[Collected data]

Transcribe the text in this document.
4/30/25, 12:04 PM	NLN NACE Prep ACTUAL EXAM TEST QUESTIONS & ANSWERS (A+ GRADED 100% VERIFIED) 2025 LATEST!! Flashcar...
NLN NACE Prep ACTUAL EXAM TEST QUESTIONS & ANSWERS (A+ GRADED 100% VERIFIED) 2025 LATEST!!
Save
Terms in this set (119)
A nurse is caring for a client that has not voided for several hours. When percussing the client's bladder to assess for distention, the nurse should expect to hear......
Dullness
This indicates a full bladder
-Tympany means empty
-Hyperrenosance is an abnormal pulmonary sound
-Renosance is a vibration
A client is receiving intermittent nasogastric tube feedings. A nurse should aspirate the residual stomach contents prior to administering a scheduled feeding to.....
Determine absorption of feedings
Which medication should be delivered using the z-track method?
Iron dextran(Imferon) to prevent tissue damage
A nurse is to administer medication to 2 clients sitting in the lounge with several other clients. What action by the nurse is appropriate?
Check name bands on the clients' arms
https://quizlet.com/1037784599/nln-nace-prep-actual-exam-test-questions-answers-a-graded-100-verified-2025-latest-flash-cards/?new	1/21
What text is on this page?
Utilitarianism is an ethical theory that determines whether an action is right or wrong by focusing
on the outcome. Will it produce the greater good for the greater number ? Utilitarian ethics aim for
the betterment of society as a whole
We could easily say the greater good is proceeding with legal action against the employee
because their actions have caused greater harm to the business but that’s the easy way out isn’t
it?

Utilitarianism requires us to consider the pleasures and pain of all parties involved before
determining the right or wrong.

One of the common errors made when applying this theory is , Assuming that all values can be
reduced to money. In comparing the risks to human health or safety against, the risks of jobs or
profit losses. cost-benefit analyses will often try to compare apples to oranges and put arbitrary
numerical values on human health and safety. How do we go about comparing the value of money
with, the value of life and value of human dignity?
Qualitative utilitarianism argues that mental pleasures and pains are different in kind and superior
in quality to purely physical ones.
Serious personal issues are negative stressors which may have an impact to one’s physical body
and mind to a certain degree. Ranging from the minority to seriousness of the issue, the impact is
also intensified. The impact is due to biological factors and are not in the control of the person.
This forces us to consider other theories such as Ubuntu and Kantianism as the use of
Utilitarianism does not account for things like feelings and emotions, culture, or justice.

[Work to do]:
Using the listing above, locate the lines that hold "human" and copy each one.

[Response]:
reduced to money. In comparing the risks to human health or safety against, the risks of jobs or
numerical values on human health and safety. How do we go about comparing the value of money
with, the value of life and value of human dignity?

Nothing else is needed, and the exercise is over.